Goal of the exercise =
Give the listing again in full, exactly as written.

Records for processing =
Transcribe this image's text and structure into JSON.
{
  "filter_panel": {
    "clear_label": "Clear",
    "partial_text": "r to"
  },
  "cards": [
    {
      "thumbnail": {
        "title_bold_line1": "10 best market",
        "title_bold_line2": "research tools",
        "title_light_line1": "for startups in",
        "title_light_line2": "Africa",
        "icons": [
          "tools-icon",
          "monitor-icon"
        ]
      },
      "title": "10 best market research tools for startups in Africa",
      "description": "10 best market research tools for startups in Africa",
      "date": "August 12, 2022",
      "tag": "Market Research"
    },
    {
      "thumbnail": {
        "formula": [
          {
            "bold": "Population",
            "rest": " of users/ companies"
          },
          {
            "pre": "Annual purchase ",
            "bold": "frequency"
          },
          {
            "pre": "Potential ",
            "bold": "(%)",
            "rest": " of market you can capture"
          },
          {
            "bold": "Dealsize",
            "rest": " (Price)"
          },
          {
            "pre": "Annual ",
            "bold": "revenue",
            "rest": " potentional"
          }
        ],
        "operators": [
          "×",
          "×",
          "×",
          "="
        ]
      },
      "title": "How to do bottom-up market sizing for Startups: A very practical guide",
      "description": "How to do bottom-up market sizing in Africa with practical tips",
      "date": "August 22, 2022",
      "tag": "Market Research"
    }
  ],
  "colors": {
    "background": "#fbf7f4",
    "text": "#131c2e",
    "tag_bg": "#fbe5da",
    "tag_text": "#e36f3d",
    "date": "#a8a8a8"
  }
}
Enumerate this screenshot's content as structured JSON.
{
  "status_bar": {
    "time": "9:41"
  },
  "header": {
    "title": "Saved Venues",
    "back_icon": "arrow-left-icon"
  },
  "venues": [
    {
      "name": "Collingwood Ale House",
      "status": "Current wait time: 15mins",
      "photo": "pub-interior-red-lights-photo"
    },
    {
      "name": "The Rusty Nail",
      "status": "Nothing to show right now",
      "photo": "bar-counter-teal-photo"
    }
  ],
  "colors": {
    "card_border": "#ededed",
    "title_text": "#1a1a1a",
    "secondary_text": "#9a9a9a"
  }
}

Answer for this exercise =
Transcribe this image's text and structure into JSON.
{
  "filter_panel": {
    "clear_label": "Clear",
    "partial_text": "r to"
  },
  "cards": [
    {
      "thumbnail": {
        "title_bold_line1": "10 best market",
        "title_bold_line2": "research tools",
        "title_light_line1": "for startups in",
        "title_light_line2": "Africa",
        "icons": [
          "tools-icon",
          "monitor-icon"
        ]
      },
      "title": "10 best market research tools for startups in Africa",
      "description": "10 best market research tools for startups in Africa",
      "date": "August 12, 2022",
      "tag": "Market Research"
    },
    {
      "thumbnail": {
        "formula": [
          {
            "bold": "Population",
            "rest": " of users/ companies"
          },
          {
            "pre": "Annual purchase ",
            "bold": "frequency"
          },
          {
            "pre": "Potential ",
            "bold": "(%)",
            "rest": " of market you can capture"
          },
          {
            "bold": "Dealsize",
            "rest": " (Price)"
          },
          {
            "pre": "Annual ",
            "bold": "revenue",
            "rest": " potentional"
          }
        ],
        "operators": [
          "×",
          "×",
          "×",
          "="
        ]
      },
      "title": "How to do bottom-up market sizing for Startups: A very practical guide",
      "description": "How to do bottom-up market sizing in Africa with practical tips",
      "date": "August 22, 2022",
      "tag": "Market Research"
    }
  ],
  "colors": {
    "background": "#fbf7f4",
    "text": "#131c2e",
    "tag_bg": "#fbe5da",
    "tag_text": "#e36f3d",
    "date": "#a8a8a8"
  }
}
Enumerate this screenshot's content as structured JSON.
{
  "status_bar": {
    "time": "9:41"
  },
  "header": {
    "title": "Saved Venues",
    "back_icon": "arrow-left-icon"
  },
  "venues": [
    {
      "name": "Collingwood Ale House",
      "status": "Current wait time: 15mins",
      "photo": "pub-interior-red-lights-photo"
    },
    {
      "name": "The Rusty Nail",
      "status": "Nothing to show right now",
      "photo": "bar-counter-teal-photo"
    }
  ],
  "colors": {
    "card_border": "#ededed",
    "title_text": "#1a1a1a",
    "secondary_text": "#9a9a9a"
  }
}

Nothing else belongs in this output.